:: Entries

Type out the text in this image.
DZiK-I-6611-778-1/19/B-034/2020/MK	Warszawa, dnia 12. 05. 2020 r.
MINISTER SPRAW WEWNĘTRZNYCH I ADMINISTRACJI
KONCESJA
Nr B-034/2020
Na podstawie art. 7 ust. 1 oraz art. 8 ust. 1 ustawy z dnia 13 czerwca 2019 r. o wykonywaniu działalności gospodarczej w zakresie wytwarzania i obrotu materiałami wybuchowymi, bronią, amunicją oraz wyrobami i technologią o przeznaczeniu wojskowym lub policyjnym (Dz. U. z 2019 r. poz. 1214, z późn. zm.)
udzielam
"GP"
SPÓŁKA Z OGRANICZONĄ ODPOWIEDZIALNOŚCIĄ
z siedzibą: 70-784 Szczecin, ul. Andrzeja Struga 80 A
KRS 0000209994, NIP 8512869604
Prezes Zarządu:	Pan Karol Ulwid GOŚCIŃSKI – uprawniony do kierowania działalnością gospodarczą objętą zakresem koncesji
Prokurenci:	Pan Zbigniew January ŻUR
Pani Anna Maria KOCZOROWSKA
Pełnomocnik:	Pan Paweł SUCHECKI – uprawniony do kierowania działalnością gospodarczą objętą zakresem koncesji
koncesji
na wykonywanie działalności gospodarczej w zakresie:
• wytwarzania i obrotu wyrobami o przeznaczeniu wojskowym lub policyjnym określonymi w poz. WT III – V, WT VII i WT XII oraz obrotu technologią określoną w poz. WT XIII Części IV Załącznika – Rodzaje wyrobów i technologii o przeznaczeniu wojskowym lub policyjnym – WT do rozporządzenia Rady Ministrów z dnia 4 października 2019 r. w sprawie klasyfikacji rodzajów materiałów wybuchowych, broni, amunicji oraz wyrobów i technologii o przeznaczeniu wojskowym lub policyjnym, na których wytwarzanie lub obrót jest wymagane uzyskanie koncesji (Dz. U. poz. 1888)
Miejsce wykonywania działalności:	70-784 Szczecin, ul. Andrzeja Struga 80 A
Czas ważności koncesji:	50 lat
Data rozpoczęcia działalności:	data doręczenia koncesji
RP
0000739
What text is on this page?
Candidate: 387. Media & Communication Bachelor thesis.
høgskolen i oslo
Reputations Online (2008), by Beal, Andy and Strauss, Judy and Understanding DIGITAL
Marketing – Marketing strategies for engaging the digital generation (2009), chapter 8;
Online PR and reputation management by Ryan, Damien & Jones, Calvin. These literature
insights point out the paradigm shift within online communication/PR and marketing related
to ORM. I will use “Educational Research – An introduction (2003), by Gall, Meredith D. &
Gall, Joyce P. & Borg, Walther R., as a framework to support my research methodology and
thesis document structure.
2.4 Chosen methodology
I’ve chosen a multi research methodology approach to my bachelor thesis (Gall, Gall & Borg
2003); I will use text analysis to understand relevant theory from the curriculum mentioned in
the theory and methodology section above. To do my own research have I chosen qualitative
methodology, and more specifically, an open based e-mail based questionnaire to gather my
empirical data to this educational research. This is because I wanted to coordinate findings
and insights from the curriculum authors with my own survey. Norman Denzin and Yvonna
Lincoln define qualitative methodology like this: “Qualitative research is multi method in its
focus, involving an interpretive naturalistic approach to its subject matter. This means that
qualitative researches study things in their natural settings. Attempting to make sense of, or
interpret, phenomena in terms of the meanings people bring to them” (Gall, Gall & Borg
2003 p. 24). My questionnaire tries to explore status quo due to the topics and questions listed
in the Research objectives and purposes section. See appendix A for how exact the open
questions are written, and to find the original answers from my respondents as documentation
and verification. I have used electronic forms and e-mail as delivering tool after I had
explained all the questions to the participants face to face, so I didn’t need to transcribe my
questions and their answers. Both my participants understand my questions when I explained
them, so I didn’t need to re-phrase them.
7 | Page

::::

* _Exercise directions_
All of the material above needs to be retyped word for word.

* _Solution for this problem_
Type out the text in this image.
DZiK-I-6611-778-1/19/B-034/2020/MK	Warszawa, dnia 12. 05. 2020 r.
MINISTER SPRAW WEWNĘTRZNYCH I ADMINISTRACJI
KONCESJA
Nr B-034/2020
Na podstawie art. 7 ust. 1 oraz art. 8 ust. 1 ustawy z dnia 13 czerwca 2019 r. o wykonywaniu działalności gospodarczej w zakresie wytwarzania i obrotu materiałami wybuchowymi, bronią, amunicją oraz wyrobami i technologią o przeznaczeniu wojskowym lub policyjnym (Dz. U. z 2019 r. poz. 1214, z późn. zm.)
udzielam
"GP"
SPÓŁKA Z OGRANICZONĄ ODPOWIEDZIALNOŚCIĄ
z siedzibą: 70-784 Szczecin, ul. Andrzeja Struga 80 A
KRS 0000209994, NIP 8512869604
Prezes Zarządu:	Pan Karol Ulwid GOŚCIŃSKI – uprawniony do kierowania działalnością gospodarczą objętą zakresem koncesji
Prokurenci:	Pan Zbigniew January ŻUR
Pani Anna Maria KOCZOROWSKA
Pełnomocnik:	Pan Paweł SUCHECKI – uprawniony do kierowania działalnością gospodarczą objętą zakresem koncesji
koncesji
na wykonywanie działalności gospodarczej w zakresie:
• wytwarzania i obrotu wyrobami o przeznaczeniu wojskowym lub policyjnym określonymi w poz. WT III – V, WT VII i WT XII oraz obrotu technologią określoną w poz. WT XIII Części IV Załącznika – Rodzaje wyrobów i technologii o przeznaczeniu wojskowym lub policyjnym – WT do rozporządzenia Rady Ministrów z dnia 4 października 2019 r. w sprawie klasyfikacji rodzajów materiałów wybuchowych, broni, amunicji oraz wyrobów i technologii o przeznaczeniu wojskowym lub policyjnym, na których wytwarzanie lub obrót jest wymagane uzyskanie koncesji (Dz. U. poz. 1888)
Miejsce wykonywania działalności:	70-784 Szczecin, ul. Andrzeja Struga 80 A
Czas ważności koncesji:	50 lat
Data rozpoczęcia działalności:	data doręczenia koncesji
RP
0000739
What text is on this page?
Candidate: 387. Media & Communication Bachelor thesis.
høgskolen i oslo
Reputations Online (2008), by Beal, Andy and Strauss, Judy and Understanding DIGITAL
Marketing – Marketing strategies for engaging the digital generation (2009), chapter 8;
Online PR and reputation management by Ryan, Damien & Jones, Calvin. These literature
insights point out the paradigm shift within online communication/PR and marketing related
to ORM. I will use “Educational Research – An introduction (2003), by Gall, Meredith D. &
Gall, Joyce P. & Borg, Walther R., as a framework to support my research methodology and
thesis document structure.
2.4 Chosen methodology
I’ve chosen a multi research methodology approach to my bachelor thesis (Gall, Gall & Borg
2003); I will use text analysis to understand relevant theory from the curriculum mentioned in
the theory and methodology section above. To do my own research have I chosen qualitative
methodology, and more specifically, an open based e-mail based questionnaire to gather my
empirical data to this educational research. This is because I wanted to coordinate findings
and insights from the curriculum authors with my own survey. Norman Denzin and Yvonna
Lincoln define qualitative methodology like this: “Qualitative research is multi method in its
focus, involving an interpretive naturalistic approach to its subject matter. This means that
qualitative researches study things in their natural settings. Attempting to make sense of, or
interpret, phenomena in terms of the meanings people bring to them” (Gall, Gall & Borg
2003 p. 24). My questionnaire tries to explore status quo due to the topics and questions listed
in the Research objectives and purposes section. See appendix A for how exact the open
questions are written, and to find the original answers from my respondents as documentation
and verification. I have used electronic forms and e-mail as delivering tool after I had
explained all the questions to the participants face to face, so I didn’t need to transcribe my
questions and their answers. Both my participants understand my questions when I explained
them, so I didn’t need to re-phrase them.
7 | Page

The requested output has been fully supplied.